→ **Aim of the task**
Reproduce the records below in their entirety, character for character.

(Dataset entries on figures)
START
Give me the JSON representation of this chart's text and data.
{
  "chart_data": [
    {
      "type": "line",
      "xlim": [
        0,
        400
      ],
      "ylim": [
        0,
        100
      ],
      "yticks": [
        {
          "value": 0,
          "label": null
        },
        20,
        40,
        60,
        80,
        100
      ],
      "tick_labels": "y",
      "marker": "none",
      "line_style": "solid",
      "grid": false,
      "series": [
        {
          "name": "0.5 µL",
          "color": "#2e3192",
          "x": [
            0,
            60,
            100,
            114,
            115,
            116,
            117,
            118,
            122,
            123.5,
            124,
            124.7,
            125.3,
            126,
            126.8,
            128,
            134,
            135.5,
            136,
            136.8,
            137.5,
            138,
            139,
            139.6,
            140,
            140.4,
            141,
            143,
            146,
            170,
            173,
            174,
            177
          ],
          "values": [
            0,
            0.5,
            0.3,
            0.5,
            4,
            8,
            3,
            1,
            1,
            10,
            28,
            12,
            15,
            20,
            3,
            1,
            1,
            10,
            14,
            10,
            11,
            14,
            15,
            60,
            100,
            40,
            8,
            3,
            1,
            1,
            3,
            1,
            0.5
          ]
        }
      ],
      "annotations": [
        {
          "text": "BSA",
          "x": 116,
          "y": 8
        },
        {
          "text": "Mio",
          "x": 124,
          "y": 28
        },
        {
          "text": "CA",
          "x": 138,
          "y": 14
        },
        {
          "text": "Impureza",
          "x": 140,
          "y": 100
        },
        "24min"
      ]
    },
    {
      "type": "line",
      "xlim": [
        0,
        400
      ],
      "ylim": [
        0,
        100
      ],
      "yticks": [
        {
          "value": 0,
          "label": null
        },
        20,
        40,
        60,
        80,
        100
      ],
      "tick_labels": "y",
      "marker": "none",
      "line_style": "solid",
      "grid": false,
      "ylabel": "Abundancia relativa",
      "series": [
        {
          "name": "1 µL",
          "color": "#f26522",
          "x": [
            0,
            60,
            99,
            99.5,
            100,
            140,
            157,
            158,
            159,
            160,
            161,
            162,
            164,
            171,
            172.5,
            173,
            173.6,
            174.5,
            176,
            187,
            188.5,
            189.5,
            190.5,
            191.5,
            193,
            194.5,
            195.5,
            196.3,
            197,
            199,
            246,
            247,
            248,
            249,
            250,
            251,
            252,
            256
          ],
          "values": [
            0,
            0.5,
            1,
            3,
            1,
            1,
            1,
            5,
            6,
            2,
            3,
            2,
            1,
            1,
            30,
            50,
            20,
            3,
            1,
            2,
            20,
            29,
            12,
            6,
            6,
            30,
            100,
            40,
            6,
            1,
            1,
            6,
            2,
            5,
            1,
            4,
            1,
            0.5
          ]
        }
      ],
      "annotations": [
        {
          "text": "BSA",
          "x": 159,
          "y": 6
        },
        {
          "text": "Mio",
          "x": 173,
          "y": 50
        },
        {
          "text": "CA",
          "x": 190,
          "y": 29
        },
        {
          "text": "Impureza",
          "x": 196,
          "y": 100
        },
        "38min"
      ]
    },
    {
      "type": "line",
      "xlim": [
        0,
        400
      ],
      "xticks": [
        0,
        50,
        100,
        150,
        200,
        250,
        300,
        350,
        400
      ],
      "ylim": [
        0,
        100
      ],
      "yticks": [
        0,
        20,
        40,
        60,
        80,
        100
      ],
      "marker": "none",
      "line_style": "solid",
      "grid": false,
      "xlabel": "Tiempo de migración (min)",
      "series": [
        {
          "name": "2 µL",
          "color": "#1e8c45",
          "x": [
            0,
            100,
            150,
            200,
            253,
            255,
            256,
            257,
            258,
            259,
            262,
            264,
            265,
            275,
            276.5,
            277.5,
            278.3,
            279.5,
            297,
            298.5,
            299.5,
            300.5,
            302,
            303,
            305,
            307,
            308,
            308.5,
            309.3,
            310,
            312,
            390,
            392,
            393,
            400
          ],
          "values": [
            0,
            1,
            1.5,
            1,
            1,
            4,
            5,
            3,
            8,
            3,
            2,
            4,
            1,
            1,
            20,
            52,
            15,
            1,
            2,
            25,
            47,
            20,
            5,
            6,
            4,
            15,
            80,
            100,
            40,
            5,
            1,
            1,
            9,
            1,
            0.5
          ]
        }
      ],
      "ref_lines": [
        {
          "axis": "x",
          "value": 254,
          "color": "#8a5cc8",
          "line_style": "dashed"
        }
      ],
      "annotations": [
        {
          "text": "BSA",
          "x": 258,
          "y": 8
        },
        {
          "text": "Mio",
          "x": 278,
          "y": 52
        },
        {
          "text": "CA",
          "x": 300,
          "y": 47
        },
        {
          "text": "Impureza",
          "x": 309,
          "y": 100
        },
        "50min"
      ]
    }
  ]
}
END
→ **Answer below**
Give me the JSON representation of this chart's text and data.
{
  "chart_data": [
    {
      "type": "line",
      "xlim": [
        0,
        400
      ],
      "ylim": [
        0,
        100
      ],
      "yticks": [
        {
          "value": 0,
          "label": null
        },
        20,
        40,
        60,
        80,
        100
      ],
      "tick_labels": "y",
      "marker": "none",
      "line_style": "solid",
      "grid": false,
      "series": [
        {
          "name": "0.5 µL",
          "color": "#2e3192",
          "x": [
            0,
            60,
            100,
            114,
            115,
            116,
            117,
            118,
            122,
            123.5,
            124,
            124.7,
            125.3,
            126,
            126.8,
            128,
            134,
            135.5,
            136,
            136.8,
            137.5,
            138,
            139,
            139.6,
            140,
            140.4,
            141,
            143,
            146,
            170,
            173,
            174,
            177
          ],
          "values": [
            0,
            0.5,
            0.3,
            0.5,
            4,
            8,
            3,
            1,
            1,
            10,
            28,
            12,
            15,
            20,
            3,
            1,
            1,
            10,
            14,
            10,
            11,
            14,
            15,
            60,
            100,
            40,
            8,
            3,
            1,
            1,
            3,
            1,
            0.5
          ]
        }
      ],
      "annotations": [
        {
          "text": "BSA",
          "x": 116,
          "y": 8
        },
        {
          "text": "Mio",
          "x": 124,
          "y": 28
        },
        {
          "text": "CA",
          "x": 138,
          "y": 14
        },
        {
          "text": "Impureza",
          "x": 140,
          "y": 100
        },
        "24min"
      ]
    },
    {
      "type": "line",
      "xlim": [
        0,
        400
      ],
      "ylim": [
        0,
        100
      ],
      "yticks": [
        {
          "value": 0,
          "label": null
        },
        20,
        40,
        60,
        80,
        100
      ],
      "tick_labels": "y",
      "marker": "none",
      "line_style": "solid",
      "grid": false,
      "ylabel": "Abundancia relativa",
      "series": [
        {
          "name": "1 µL",
          "color": "#f26522",
          "x": [
            0,
            60,
            99,
            99.5,
            100,
            140,
            157,
            158,
            159,
            160,
            161,
            162,
            164,
            171,
            172.5,
            173,
            173.6,
            174.5,
            176,
            187,
            188.5,
            189.5,
            190.5,
            191.5,
            193,
            194.5,
            195.5,
            196.3,
            197,
            199,
            246,
            247,
            248,
            249,
            250,
            251,
            252,
            256
          ],
          "values": [
            0,
            0.5,
            1,
            3,
            1,
            1,
            1,
            5,
            6,
            2,
            3,
            2,
            1,
            1,
            30,
            50,
            20,
            3,
            1,
            2,
            20,
            29,
            12,
            6,
            6,
            30,
            100,
            40,
            6,
            1,
            1,
            6,
            2,
            5,
            1,
            4,
            1,
            0.5
          ]
        }
      ],
      "annotations": [
        {
          "text": "BSA",
          "x": 159,
          "y": 6
        },
        {
          "text": "Mio",
          "x": 173,
          "y": 50
        },
        {
          "text": "CA",
          "x": 190,
          "y": 29
        },
        {
          "text": "Impureza",
          "x": 196,
          "y": 100
        },
        "38min"
      ]
    },
    {
      "type": "line",
      "xlim": [
        0,
        400
      ],
      "xticks": [
        0,
        50,
        100,
        150,
        200,
        250,
        300,
        350,
        400
      ],
      "ylim": [
        0,
        100
      ],
      "yticks": [
        0,
        20,
        40,
        60,
        80,
        100
      ],
      "marker": "none",
      "line_style": "solid",
      "grid": false,
      "xlabel": "Tiempo de migración (min)",
      "series": [
        {
          "name": "2 µL",
          "color": "#1e8c45",
          "x": [
            0,
            100,
            150,
            200,
            253,
            255,
            256,
            257,
            258,
            259,
            262,
            264,
            265,
            275,
            276.5,
            277.5,
            278.3,
            279.5,
            297,
            298.5,
            299.5,
            300.5,
            302,
            303,
            305,
            307,
            308,
            308.5,
            309.3,
            310,
            312,
            390,
            392,
            393,
            400
          ],
          "values": [
            0,
            1,
            1.5,
            1,
            1,
            4,
            5,
            3,
            8,
            3,
            2,
            4,
            1,
            1,
            20,
            52,
            15,
            1,
            2,
            25,
            47,
            20,
            5,
            6,
            4,
            15,
            80,
            100,
            40,
            5,
            1,
            1,
            9,
            1,
            0.5
          ]
        }
      ],
      "ref_lines": [
        {
          "axis": "x",
          "value": 254,
          "color": "#8a5cc8",
          "line_style": "dashed"
        }
      ],
      "annotations": [
        {
          "text": "BSA",
          "x": 258,
          "y": 8
        },
        {
          "text": "Mio",
          "x": 278,
          "y": 52
        },
        {
          "text": "CA",
          "x": 300,
          "y": 47
        },
        {
          "text": "Impureza",
          "x": 309,
          "y": 100
        },
        "50min"
      ]
    }
  ]
}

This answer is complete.